Estratto fornito ->

______________________________

L’obiettivo scientifico principale di CHEOPS è studiare la struttura di pianeti extrasolari “piccoli”, ovvero quelli che hanno dimensione e massa simili alla Terra e non più grandi di Nettuno, in orbita attorno a stelle a noi vicine. CHEOPS misurerà il diametro dei pianeti osservati. Conoscendo anche la massa, gli scienziati potranno capire se si tratta di un gigante gassoso, come Giove e Saturno, o di un mondo roccioso come la Terra. Questo è un passo importante per trovare pianeti potenzialmente abitabili dove in futuro potrebbero essere rilevati segni di vita. “Sarà una grande emozione per i giovani vincitori sapere il proprio disegno in orbita attorno alla Terra! – dichiara Isabella Pagano dell’INAF di Catania e responsabile scientifico in Italia del progetto. – Dopo il lancio, i ragazzi potranno seguire CHEOPS on line tramite un portale loro dedicato: sarà possibile monitorare l’orbita del satellite, essere informati sul programma scientifico e sui risultati per tutta la durata del progetto. Il nostro intento è suscitare interesse verso il mondo della scienza. Ci auguriamo che questa iniziativa, capace di costruire un legame che dura nel tempo, possa contribuire ad avvicinare i nostri ragazzi alle discipline scientifiche”.

______________________________

Dati registrati ->
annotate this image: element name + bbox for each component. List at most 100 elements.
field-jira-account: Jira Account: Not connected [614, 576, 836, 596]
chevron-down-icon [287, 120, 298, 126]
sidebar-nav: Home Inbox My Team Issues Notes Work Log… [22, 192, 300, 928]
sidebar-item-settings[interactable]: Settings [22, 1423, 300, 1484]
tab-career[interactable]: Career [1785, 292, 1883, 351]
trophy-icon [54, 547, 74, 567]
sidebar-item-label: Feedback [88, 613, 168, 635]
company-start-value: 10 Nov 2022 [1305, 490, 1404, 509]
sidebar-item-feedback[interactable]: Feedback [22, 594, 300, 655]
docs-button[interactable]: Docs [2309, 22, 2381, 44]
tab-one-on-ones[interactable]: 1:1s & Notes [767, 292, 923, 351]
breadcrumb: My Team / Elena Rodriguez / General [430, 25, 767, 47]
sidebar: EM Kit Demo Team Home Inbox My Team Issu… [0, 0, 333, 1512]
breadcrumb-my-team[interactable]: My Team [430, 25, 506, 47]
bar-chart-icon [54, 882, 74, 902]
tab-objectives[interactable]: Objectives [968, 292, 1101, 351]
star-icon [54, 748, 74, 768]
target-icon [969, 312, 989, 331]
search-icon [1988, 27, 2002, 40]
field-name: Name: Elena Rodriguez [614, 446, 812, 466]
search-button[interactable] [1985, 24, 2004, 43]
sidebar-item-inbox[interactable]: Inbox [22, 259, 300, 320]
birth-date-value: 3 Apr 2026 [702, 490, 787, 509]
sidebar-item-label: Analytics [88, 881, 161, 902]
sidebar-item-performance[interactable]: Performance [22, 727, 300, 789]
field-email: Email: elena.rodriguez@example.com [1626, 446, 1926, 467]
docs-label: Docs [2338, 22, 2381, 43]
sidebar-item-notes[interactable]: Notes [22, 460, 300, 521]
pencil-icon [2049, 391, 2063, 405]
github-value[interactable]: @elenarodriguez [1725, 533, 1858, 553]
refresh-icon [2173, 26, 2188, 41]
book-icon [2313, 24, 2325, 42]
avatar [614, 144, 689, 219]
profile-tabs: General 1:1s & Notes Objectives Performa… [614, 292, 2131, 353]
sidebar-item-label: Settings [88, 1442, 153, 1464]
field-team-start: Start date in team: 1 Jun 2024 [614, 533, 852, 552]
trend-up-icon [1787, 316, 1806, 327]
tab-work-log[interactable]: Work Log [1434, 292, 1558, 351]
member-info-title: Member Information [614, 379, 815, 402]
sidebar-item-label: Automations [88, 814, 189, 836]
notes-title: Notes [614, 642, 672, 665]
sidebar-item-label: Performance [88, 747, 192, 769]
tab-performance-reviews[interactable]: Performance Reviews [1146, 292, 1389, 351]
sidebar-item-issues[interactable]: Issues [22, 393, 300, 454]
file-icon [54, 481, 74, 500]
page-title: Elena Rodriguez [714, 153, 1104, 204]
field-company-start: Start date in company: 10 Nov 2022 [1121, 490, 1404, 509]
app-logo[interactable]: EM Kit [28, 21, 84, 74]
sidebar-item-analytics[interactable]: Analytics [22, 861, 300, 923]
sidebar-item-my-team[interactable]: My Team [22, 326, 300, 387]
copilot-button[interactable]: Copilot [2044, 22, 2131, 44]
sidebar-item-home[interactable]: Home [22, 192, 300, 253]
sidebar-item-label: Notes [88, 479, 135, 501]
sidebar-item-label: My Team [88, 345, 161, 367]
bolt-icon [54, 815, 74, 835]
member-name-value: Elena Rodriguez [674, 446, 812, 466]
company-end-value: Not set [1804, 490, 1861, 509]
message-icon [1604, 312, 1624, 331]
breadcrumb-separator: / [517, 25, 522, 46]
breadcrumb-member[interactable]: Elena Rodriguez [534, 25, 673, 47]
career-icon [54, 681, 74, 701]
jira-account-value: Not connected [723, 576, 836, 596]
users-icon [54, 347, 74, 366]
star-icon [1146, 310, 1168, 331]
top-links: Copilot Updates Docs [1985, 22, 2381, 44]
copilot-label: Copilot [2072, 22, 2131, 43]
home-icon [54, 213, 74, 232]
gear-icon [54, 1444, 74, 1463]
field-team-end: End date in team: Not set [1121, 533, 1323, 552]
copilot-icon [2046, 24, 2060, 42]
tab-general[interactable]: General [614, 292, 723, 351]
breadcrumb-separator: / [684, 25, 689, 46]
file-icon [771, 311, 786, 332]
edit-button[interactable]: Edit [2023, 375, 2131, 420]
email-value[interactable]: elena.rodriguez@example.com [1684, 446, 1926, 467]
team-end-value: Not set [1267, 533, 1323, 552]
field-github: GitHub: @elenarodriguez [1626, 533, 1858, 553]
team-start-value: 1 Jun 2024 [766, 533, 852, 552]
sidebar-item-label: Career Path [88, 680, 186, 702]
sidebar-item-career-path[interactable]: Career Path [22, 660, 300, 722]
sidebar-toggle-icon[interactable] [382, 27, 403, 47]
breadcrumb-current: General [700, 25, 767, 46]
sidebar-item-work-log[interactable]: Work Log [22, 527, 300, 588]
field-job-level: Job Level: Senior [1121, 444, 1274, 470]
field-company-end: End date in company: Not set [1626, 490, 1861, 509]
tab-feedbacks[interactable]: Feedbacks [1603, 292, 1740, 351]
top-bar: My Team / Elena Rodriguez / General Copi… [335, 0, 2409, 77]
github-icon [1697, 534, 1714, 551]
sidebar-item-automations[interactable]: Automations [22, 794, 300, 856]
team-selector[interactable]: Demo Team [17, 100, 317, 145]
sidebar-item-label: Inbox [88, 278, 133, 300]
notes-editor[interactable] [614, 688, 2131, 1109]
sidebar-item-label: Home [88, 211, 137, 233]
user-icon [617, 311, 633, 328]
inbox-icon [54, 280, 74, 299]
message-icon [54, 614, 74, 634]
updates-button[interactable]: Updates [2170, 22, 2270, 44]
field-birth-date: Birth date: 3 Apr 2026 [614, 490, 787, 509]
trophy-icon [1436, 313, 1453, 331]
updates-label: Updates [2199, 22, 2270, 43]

______________________________

Da fare ->
a - Elenca tutti i pianeti del Sistema solare nominati nel brano su CHEOPS, nell'ordine in cui compaiono per la prima volta.
b - Restituisci senza modifiche le righe dell'elenco a partire dalla prima; fermati dopo quella che contiene "docs-button[interactable]: Docs [2309, 22, 2381, 44]".

Risultati per compito ->
a - Terra, Nettuno, Giove, Saturno

b -
annotate this image: element name + bbox for each component. List at most 100 elements.
field-jira-account: Jira Account: Not connected [614, 576, 836, 596]
chevron-down-icon [287, 120, 298, 126]
sidebar-nav: Home Inbox My Team Issues Notes Work Log… [22, 192, 300, 928]
sidebar-item-settings[interactable]: Settings [22, 1423, 300, 1484]
tab-career[interactable]: Career [1785, 292, 1883, 351]
trophy-icon [54, 547, 74, 567]
sidebar-item-label: Feedback [88, 613, 168, 635]
company-start-value: 10 Nov 2022 [1305, 490, 1404, 509]
sidebar-item-feedback[interactable]: Feedback [22, 594, 300, 655]
docs-button[interactable]: Docs [2309, 22, 2381, 44]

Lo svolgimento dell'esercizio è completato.